Updated: May 13, 2023


Contact: Amy Thomson, Transportation Policy and Programs Manager

Saving the Bus is Cheaper than Letting Transit Fail

Analysis of predicted ridership drop reveals climate impacts,

heavy financial burden for transit-dependent

A BART train stopped at an indoor platform with people waiting to board in the background

OAKLAND, Calif., May 10, 2023—The $2.5 billion needed to save Bay Area transit is less costly, in terms of dollars, people, and the planet, than the $5 billion in additional transportation costs that will be paid by the people who can least afford it.

TransForm analyzed the region’s Short Range Transit Plans requested by the Metropolitan Transportation Commission and found that the predicted transit ridership drop without state investment will have dire consequences for greenhouse gas emissions and low-income people. This is a financial burden few can manage: of all rides taken by people who don’t own cars, 80% are by people who earn $75,000 or less.

If public transit funding is not included in the May revise of the state budget, to be released this Friday by Governor Gavin Newsom, our policy analysis reveals three major consequences:

  • Bay Area residents would take 735 million fewer transit rides due to service cuts.

  • More than 100,000 people could switch to gas-powered cars, a $5 billion dollar burden over five years for those who can least afford it.

  • Increased car trips will release 56,500 tons of CO2, the equivalent of 63 million pounds of coal burned, threatening California’s commitment to cut greenhouse gas emissions by 48% by 2030 compared to 1990 levels.

“California has a choice,” says Jenn Guitart, Executive Director of TransForm. “Let public transit fail, passing the costs of getting around to the people who can least afford it, or we can invest billions less, save Bay Area transit, and help meet our climate goals.”
· · · · · · ·
### Work task
Print the passage of the transit funding release from "TransForm analyzed the" to "earn $75,000 or less.", word for word.

(Structured page parsing data)
· · · · · · ·
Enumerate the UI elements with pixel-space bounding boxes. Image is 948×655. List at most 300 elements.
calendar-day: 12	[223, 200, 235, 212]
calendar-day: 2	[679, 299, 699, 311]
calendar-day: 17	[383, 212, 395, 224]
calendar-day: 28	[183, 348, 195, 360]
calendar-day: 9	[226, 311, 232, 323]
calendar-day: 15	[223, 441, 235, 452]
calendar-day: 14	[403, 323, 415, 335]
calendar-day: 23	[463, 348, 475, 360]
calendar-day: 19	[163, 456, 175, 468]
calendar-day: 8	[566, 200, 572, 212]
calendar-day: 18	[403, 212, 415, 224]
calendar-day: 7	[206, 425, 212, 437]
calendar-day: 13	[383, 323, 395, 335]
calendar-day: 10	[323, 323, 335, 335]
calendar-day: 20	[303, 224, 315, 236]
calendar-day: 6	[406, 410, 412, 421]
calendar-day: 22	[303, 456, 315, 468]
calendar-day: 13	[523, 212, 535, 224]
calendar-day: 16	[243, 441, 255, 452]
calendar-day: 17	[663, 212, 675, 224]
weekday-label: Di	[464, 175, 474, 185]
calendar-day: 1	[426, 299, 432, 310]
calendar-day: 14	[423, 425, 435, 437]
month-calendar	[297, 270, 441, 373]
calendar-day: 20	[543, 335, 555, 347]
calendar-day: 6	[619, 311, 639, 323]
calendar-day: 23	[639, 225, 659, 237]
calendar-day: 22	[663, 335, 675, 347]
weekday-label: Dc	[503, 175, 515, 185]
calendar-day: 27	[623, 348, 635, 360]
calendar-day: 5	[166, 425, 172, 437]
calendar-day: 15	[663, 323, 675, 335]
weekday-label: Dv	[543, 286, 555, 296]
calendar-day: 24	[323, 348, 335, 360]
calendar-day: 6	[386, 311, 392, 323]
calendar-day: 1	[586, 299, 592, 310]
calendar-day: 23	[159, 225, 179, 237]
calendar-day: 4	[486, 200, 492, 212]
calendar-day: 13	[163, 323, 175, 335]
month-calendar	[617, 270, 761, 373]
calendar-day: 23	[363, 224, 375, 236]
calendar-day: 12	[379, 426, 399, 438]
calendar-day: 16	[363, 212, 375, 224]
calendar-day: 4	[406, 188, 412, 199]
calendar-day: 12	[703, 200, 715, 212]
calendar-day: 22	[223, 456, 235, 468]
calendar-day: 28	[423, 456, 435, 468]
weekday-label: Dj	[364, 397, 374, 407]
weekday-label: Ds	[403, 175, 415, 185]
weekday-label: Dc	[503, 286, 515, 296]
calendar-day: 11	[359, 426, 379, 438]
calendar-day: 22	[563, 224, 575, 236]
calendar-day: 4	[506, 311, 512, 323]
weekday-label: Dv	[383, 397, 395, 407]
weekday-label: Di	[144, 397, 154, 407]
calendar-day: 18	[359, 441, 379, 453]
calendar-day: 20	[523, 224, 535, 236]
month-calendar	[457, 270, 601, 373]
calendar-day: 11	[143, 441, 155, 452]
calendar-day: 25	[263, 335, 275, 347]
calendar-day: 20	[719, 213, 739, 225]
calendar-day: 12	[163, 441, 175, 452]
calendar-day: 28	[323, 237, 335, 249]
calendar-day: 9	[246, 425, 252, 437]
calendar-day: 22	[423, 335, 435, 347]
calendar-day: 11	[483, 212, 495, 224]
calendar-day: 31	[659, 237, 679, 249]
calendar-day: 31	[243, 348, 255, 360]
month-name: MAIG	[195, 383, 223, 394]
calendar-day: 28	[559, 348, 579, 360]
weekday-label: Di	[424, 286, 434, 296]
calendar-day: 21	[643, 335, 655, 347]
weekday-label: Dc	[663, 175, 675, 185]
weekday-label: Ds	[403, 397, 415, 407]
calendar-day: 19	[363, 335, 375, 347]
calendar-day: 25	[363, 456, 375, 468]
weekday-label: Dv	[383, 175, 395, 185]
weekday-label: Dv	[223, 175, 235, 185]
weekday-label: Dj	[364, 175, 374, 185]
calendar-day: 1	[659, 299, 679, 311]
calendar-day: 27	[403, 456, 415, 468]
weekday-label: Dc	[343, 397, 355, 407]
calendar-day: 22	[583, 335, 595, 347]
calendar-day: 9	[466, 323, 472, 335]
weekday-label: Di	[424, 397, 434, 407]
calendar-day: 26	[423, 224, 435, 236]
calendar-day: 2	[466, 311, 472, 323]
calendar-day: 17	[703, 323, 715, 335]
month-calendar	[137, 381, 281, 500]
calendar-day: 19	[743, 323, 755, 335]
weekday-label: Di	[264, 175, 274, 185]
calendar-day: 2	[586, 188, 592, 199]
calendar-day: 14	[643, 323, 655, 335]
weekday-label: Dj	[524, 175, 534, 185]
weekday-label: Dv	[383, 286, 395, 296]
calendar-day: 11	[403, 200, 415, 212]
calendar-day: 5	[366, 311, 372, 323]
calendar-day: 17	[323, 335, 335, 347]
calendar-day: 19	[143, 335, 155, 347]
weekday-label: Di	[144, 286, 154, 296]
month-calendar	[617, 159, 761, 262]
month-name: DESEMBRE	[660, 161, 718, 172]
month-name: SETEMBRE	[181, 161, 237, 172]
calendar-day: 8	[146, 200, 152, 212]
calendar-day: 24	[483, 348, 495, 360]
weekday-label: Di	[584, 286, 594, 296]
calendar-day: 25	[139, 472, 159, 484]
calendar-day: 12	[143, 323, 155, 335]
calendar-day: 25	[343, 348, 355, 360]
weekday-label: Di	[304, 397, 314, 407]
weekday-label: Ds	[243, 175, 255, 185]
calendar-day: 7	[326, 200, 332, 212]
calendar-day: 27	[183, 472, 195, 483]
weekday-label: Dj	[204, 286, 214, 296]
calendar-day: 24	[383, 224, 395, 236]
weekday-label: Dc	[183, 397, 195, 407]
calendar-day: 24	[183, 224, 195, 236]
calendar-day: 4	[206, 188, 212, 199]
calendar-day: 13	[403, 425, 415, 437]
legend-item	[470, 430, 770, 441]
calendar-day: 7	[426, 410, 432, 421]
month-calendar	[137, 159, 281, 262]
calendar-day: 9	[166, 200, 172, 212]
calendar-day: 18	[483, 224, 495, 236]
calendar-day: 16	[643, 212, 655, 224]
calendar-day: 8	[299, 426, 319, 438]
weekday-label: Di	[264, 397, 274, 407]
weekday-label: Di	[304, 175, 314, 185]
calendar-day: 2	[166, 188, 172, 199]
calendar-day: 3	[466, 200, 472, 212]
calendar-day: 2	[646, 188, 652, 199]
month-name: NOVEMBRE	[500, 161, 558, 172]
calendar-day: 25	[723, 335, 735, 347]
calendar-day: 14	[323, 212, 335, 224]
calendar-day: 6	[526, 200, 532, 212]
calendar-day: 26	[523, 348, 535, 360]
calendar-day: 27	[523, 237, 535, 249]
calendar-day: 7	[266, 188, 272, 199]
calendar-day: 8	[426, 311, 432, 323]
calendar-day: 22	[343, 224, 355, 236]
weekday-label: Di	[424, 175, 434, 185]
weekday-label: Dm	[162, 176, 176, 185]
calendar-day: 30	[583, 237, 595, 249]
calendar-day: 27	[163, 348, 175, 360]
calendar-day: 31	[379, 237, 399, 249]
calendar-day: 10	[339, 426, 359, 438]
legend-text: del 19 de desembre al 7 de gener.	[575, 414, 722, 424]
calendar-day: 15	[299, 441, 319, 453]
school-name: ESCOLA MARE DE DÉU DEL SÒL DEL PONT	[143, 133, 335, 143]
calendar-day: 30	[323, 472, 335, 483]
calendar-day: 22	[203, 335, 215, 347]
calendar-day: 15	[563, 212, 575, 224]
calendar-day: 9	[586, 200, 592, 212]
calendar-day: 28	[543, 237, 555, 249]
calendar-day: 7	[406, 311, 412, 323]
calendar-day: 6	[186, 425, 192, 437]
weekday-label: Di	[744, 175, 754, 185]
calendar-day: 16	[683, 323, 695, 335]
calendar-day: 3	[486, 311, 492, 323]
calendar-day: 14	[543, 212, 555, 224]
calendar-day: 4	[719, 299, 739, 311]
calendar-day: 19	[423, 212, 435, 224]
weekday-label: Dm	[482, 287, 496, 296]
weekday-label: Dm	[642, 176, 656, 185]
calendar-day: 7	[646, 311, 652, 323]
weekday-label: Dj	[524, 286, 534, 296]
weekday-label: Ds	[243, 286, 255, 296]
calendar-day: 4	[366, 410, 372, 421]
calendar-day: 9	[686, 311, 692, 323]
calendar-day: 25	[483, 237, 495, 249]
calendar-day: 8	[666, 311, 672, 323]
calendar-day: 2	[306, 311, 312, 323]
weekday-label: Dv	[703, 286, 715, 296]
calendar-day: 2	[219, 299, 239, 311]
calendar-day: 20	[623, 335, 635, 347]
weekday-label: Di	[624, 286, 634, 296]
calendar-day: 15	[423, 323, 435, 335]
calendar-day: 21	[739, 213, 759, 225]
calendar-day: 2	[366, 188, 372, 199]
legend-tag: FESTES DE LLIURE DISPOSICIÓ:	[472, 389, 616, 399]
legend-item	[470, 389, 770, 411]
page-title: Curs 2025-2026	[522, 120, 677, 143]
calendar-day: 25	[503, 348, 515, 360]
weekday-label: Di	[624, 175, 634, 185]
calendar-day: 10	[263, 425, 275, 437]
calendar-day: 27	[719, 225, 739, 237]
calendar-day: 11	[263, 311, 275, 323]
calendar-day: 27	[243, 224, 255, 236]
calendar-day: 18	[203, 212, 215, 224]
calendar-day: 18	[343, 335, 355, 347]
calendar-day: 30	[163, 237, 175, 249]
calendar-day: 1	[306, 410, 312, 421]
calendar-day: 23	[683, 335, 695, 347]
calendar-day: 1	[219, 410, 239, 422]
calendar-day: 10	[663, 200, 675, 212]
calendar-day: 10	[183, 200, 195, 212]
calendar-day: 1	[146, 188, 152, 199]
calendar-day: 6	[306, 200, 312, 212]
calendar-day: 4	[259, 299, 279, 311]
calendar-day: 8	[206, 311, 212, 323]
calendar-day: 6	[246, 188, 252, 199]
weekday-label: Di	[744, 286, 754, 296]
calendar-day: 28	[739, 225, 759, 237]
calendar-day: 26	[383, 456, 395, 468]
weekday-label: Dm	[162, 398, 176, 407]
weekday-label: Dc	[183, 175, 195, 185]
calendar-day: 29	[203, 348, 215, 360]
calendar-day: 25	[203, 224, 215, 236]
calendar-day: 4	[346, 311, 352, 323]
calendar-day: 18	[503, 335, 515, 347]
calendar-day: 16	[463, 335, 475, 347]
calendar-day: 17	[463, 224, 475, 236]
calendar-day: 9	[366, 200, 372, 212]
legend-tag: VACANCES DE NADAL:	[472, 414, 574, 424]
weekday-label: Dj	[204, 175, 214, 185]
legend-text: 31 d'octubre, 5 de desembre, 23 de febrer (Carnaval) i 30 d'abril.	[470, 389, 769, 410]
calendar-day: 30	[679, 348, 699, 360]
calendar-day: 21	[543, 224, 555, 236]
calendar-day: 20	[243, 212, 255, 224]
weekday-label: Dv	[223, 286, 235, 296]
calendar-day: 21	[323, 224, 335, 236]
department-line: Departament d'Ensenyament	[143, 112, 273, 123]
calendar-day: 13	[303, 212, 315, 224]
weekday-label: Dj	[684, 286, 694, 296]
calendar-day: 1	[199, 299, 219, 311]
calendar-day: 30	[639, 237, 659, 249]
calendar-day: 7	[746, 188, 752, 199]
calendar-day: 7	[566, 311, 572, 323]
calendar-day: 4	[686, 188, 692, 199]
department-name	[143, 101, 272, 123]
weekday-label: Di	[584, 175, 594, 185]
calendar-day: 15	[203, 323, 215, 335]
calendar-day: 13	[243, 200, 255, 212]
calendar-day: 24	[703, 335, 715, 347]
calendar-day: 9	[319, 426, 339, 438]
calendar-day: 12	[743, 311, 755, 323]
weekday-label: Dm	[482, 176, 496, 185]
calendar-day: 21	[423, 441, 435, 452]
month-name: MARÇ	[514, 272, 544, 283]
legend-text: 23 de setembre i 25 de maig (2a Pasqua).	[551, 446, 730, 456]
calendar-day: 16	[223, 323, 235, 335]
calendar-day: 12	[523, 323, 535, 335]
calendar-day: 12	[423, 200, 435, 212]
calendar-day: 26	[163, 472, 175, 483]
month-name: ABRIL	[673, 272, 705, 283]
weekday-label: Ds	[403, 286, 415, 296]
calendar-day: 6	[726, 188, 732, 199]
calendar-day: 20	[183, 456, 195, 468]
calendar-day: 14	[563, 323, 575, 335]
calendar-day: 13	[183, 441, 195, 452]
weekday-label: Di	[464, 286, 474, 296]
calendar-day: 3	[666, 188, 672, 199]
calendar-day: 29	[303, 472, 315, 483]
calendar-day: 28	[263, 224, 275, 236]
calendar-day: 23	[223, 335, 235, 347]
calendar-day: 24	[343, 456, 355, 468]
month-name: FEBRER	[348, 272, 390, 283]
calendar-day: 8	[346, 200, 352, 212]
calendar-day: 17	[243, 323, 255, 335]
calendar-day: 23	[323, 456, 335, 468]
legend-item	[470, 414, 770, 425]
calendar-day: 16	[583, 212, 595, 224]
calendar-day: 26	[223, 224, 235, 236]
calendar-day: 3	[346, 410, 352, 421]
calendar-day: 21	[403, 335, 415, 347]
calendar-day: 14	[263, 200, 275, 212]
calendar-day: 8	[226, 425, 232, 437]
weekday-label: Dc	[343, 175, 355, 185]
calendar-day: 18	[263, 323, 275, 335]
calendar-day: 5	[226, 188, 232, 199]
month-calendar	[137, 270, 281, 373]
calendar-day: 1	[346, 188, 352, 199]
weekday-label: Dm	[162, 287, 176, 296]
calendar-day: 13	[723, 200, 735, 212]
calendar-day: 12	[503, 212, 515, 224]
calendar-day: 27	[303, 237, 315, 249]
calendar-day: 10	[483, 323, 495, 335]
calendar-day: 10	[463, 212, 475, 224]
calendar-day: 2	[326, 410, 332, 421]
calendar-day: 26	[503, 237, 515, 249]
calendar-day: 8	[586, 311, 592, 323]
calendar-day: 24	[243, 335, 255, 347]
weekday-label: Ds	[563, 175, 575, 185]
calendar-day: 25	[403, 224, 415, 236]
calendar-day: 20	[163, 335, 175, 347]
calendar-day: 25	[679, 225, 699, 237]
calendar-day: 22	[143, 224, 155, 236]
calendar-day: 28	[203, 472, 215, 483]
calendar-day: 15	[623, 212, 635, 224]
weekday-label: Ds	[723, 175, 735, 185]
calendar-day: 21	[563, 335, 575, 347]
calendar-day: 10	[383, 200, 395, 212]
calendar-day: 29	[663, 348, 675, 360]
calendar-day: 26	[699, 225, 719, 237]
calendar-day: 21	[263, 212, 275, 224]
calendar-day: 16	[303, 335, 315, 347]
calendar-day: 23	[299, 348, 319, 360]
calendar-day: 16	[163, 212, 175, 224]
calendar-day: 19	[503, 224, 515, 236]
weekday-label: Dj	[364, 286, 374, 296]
· · · · · · ·
### Reply
TransForm analyzed the region’s Short Range Transit Plans requested by the Metropolitan Transportation Commission and found that the predicted transit ridership drop without state investment will have dire consequences for greenhouse gas emissions and low-income people. This is a financial burden few can manage: of all rides taken by people who don’t own cars, 80% are by people who earn $75,000 or less.